DIRECTIONS FOR THIS TASK
Only lines containing "Jack" belong in the answer, each copied from the entries below.

Collected data
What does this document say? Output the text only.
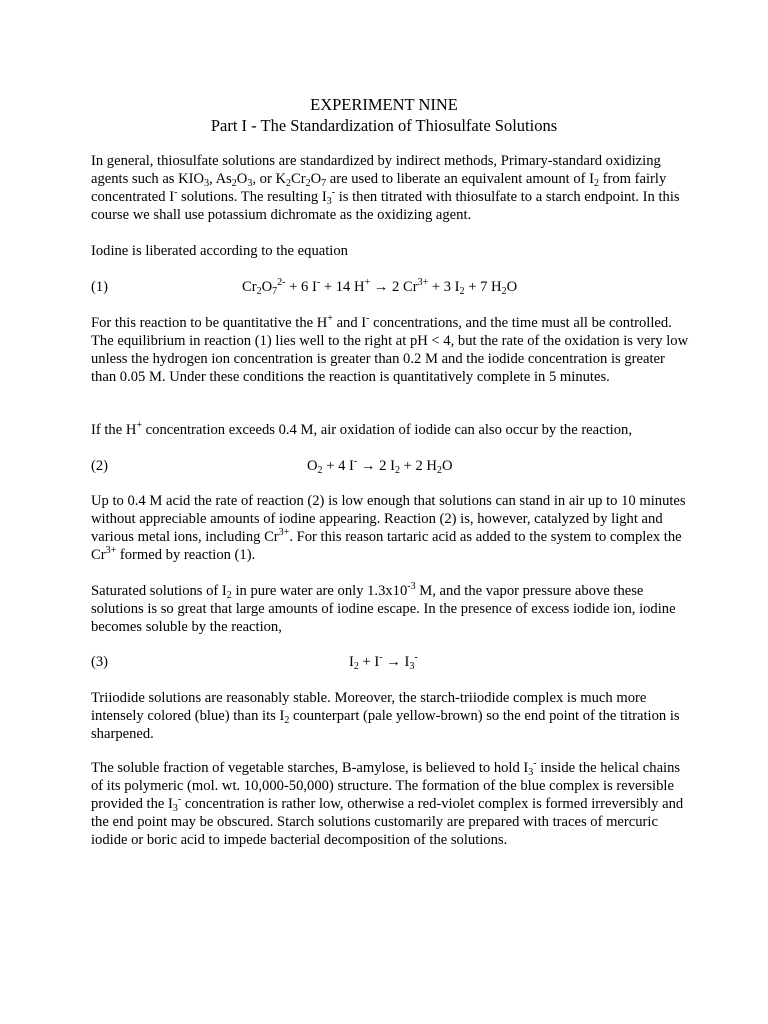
EXPERIMENT NINE
Part I - The Standardization of Thiosulfate Solutions

In general, thiosulfate solutions are standardized by indirect methods, Primary-standard oxidizing agents such as $KIO_3$, $As_2O_3$, or $K_2Cr_2O_7$ are used to liberate an equivalent amount of $I_2$ from fairly concentrated I- solutions. The resulting $I_3^-$ is then titrated with thiosulfate to a starch endpoint. In this course we shall use potassium dichromate as the oxidizing agent.

Iodine is liberated according to the equation

(1)	$Cr_2O_7^{2-} + 6$ I- + 14 H+ → 2 $Cr^{3+} + 3$ $I_2 + 7$ $H_2O$

For this reaction to be quantitative the H+ and I- concentrations, and the time must all be controlled. The equilibrium in reaction (1) lies well to the right at pH < 4, but the rate of the oxidation is very low unless the hydrogen ion concentration is greater than 0.2 M and the iodide concentration is greater than 0.05 M. Under these conditions the reaction is quantitatively complete in 5 minutes.

If the H+ concentration exceeds 0.4 M, air oxidation of iodide can also occur by the reaction,

(2)	$O_2 + 4$ I- → 2 $I_2 + 2$ $H_2O$

Up to 0.4 M acid the rate of reaction (2) is low enough that solutions can stand in air up to 10 minutes without appreciable amounts of iodine appearing. Reaction (2) is, however, catalyzed by light and various metal ions, including $Cr^{3+}$. For this reason tartaric acid as added to the system to complex the $Cr^{3+}$ formed by reaction (1).

Saturated solutions of $I_2$ in pure water are only $1.3x10^{-3}$ M, and the vapor pressure above these solutions is so great that large amounts of iodine escape. In the presence of excess iodide ion, iodine becomes soluble by the reaction,

(3)	$I_2 + I^- \to I_3^-$

Triiodide solutions are reasonably stable. Moreover, the starch-triiodide complex is much more intensely colored (blue) than its $I_2$ counterpart (pale yellow-brown) so the end point of the titration is sharpened.

The soluble fraction of vegetable starches, B-amylose, is believed to hold $I_3^-$ inside the helical chains of its polymeric (mol. wt. 10,000-50,000) structure. The formation of the blue complex is reversible provided the $I_3^-$ concentration is rather low, otherwise a red-violet complex is formed irreversibly and the end point may be obscured. Starch solutions customarily are prepared with traces of mercuric iodide or boric acid to impede bacterial decomposition of the solutions.
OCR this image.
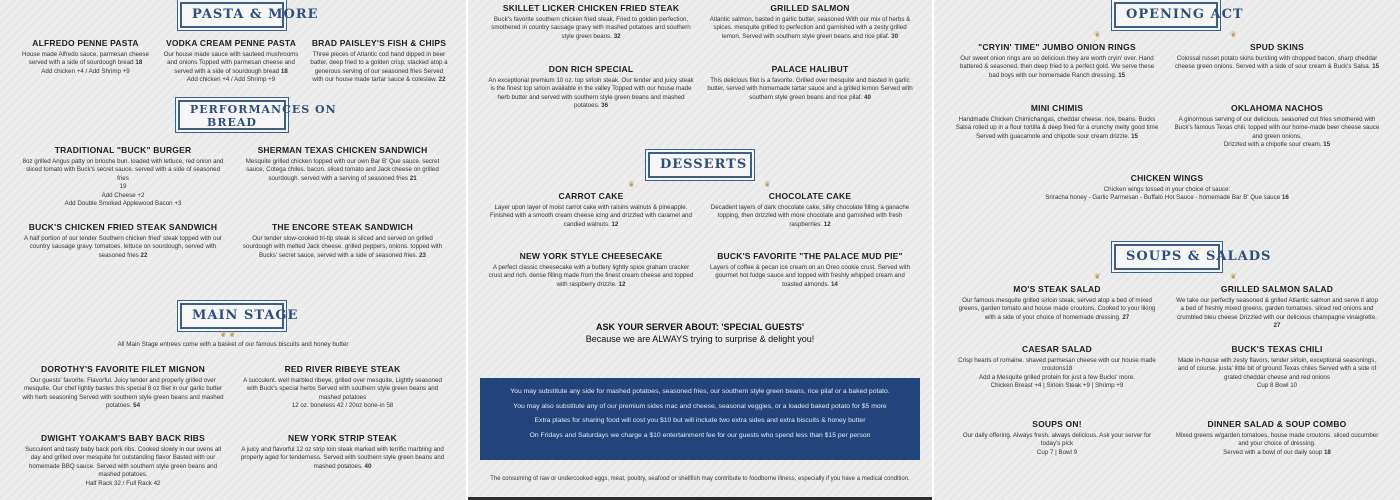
PASTA & MORE
ALFREDO PENNE PASTA
House made Alfredo sauce, parmesan cheese served with a side of sourdough bread 18
Add chicken +4 / Add Shrimp +9
VODKA CREAM PENNE PASTA
Our house made sauce with sauteed mushrooms and onions Topped with parmesan cheese and served with a side of sourdough bread 18
Add chicken +4 / Add Shrimp +9
BRAD PAISLEY'S FISH & CHIPS
Three pieces of Atlantic cod hand dipped in beer batter, deep fried to a golden crisp, stacked atop a generous serving of our seasoned fries Served with our house made tartar sauce & coleslaw. 22
PERFORMANCES ON
BREAD
TRADITIONAL "BUCK" BURGER
8oz grilled Angus patty on brioche bun. loaded with lettuce, red onion and sliced tomato with Buck's secret sauce. served with a side of seasoned fries
19
Add Cheese +2
Add Double Smoked Applewood Bacon +3
SHERMAN TEXAS CHICKEN SANDWICH
Mesquite grilled chicken topped with our own Bar B' Que sauce. secret sauce, Cotega chiles. bacon. sliced tomato and Jack cheese on grilled sourdough. served with a serving of seasoned fries 21
BUCK'S CHICKEN FRIED STEAK SANDWICH
A half portion of our tender Southern chicken fried' steak topped with our country sausage gravy. tomatoes. lettuce on sourdough, served with seasoned fries 22
THE ENCORE STEAK SANDWICH
Our tender slow-cooked tri-tip steak is sliced and served on grilled sourdough with melted Jack cheese. grilled peppers, onions. topped with Bucks' secret sauce, served with a side of seasoned fries. 23
MAIN STAGE
❦ ❦
All Main Stage entrees come with a basket of our famous biscuits and honey butter
DOROTHY'S FAVORITE FILET MIGNON
Our guests' favorite. Flavorful. Juicy tender and properly grilled over mesquite. Our chef lightly bastes this special 8 oz filet in our garlic butter with herb seasoning Served with southern style green beans and mashed potatoes. 54
RED RIVER RIBEYE STEAK
A succulent. well marbled ribeye, grilled over mesquite, Lightly seasoned with Buck's special herbs Served with southern style green beans and mashed potatoes
12 oz. boneless 42 / 20oz bone-in 58
DWIGHT YOAKAM'S BABY BACK RIBS
Succulent and tasty baby back pork ribs. Cooked slowly in our ovens all day and grilled over mesquite for outstanding flavor Basted with our homemade BBQ sauce. Served with southern style green beans and mashed potatoes.
Half Rack 32 / Full Rack 42
NEW YORK STRIP STEAK
A juicy and flavorful 12 oz strip loin steak marked with terrific marbling and properly aged for tenderness. Served with southern style green beans and mashed potatoes. 40
SKILLET LICKER CHICKEN FRIED STEAK
Buck's favorite southern chicken fried steak. Fried to golden perfection, smothered in country sausage gravy with mashed potatoes and southern style green beans. 32
GRILLED SALMON
Atlantic salmon, basted in garlic butter, seasoned With our mix of herbs & spices. mesquite grilled to perfection and garnished with a zesty grilled lemon. Served with southern style green beans and rice pilaf. 30
DON RICH SPECIAL
An exceptional premium 10 oz. top sirloin steak. Our tender and juicy steak is the finest top sirloin available in the valley Topped with our house made herb butter and served with southern style green beans and mashed potatoes. 36
PALACE HALIBUT
This delicious filet is a favorite. Grilled over mesquite and basted in garlic butter, served with homemade tartar sauce and a grilled lemon Served with southern style green beans and rice pilaf. 40
DESSERTS
❦	❦
CARROT CAKE
Layer upon layer of moist carrot cake with raisins walnuts & pineapple. Finished with a smooth cream cheese icing and drizzled with caramel and candied walnuts. 12
CHOCOLATE CAKE
Decadent layers of dark chocolate cake, silky chocolate filling a ganache topping, then drizzled with more chocolate and garnished with fresh raspberries. 12
NEW YORK STYLE CHEESECAKE
A perfect classic cheesecake with a buttery lightly spice graham cracker crust and rich. dense filling made from the finest cream cheese and topped with raspberry drizzle. 12
BUCK'S FAVORITE "THE PALACE MUD PIE"
Layers of coffee & pecan ice cream on an Oreo cookie crust. Served with gourmet hot fudge sauce and topped with freshly whipped cream and toasted almonds. 14
ASK YOUR SERVER ABOUT: 'SPECIAL GUESTS'
Because we are ALWAYS trying to surprise & delight you!
You may substitute any side for mashed potatoes, seasoned fries, our southern style green beans, rice pilaf or a baked potato.
You may also substitute any of our premium sides mac and cheese, seasonal veggies, or a loaded baked potato for $5 more
Extra plates for sharing food will cost you $10 but will include two extra sides and extra biscuits & honey butter
On Fridays and Saturdays we charge a $10 entertainment fee for our guests who spend less than $15 per person
The consuming of raw or undercooked eggs, meat, poultry, seafood or shellfish may contribute to foodborne illness, especially if you have a medical condition.
OPENING ACT
❦	❦
"CRYIN' TIME" JUMBO ONION RINGS
Our sweet onion rings are so delicious they are worth cryin' over. Hand battered & seasoned. then deep fried to a perfect gold. We serve these bad boys with our homemade Ranch dressing. 15
SPUD SKINS
Colossal russet potato skins bursting with chopped bacon, sharp cheddar cheese green onions. Served with a side of sour cream & Buck's Salsa. 15
MINI CHIMIS
Handmade Chicken Chimichangas, cheddar cheese. rice, beans. Bucks Salsa rolled up in a flour tortilla & deep fried for a crunchy melty good time Served with guacamole and chipotle sour cream drizzle. 15
OKLAHOMA NACHOS
A ginormous serving of our delicious. seasoned cut fries smothered with Buck's famous Texas chili. topped with our home-made beer cheese sauce and green onions.
Drizzled with a chipotle sour cream. 15
CHICKEN WINGS
Chicken wings tossed in your choice of sauce:
Sriracha honey - Garlic Parmesan - Buffalo Hot Sauce - homemade Bar B' Que sauce 16
SOUPS & SALADS
❦	❦
MO'S STEAK SALAD
Our famous mesquite grilled sirloin steak, served atop a bed of mixed greens, garden tomato and house made croutons. Cooked to your liking with a side of your choice of homemade dressing. 27
GRILLED SALMON SALAD
We take our perfectly seasoned & grilled Atlantic salmon and serve it atop a bed of freshly mixed greens, garden tomatoes. sliced red onions and crumbled bleu cheese Drizzled with our delicious champagne vinaigrette. 27
CAESAR SALAD
Crisp hearts of romaine. shaved parmesan cheese with our house made croutons18
Add a Mesquite grilled protein for just a few Bucks' more.
Chicken Breast +4 | Sirloin Steak +9 | Shrimp +9
BUCK'S TEXAS CHILI
Made in-house with zesty flavors, tender sirloin, exceptional seasonings, and of course. justa' little bit of ground Texas chiles Served with a side of grated cheddar cheese and red onions
Cup 8 Bowl 10
SOUPS ON!
Our daily offering. Always fresh. always delicious. Ask your server for today's pick
Cup 7 | Bowl 9
DINNER SALAD & SOUP COMBO
Mixed greens w/garden tomatoes, house made croutons. sliced cucumber and your choice of dressing.
Served with a bowl of our daily soup 18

TASK OUTPUT
Mesquite grilled chicken topped with our own Bar B' Que sauce. secret sauce, Cotega chiles. bacon. sliced tomato and Jack cheese on grilled sourdough. served with a serving of seasoned fries 21
Our tender slow-cooked tri-tip steak is sliced and served on grilled sourdough with melted Jack cheese. grilled peppers, onions. topped with Bucks' secret sauce, served with a side of seasoned fries. 23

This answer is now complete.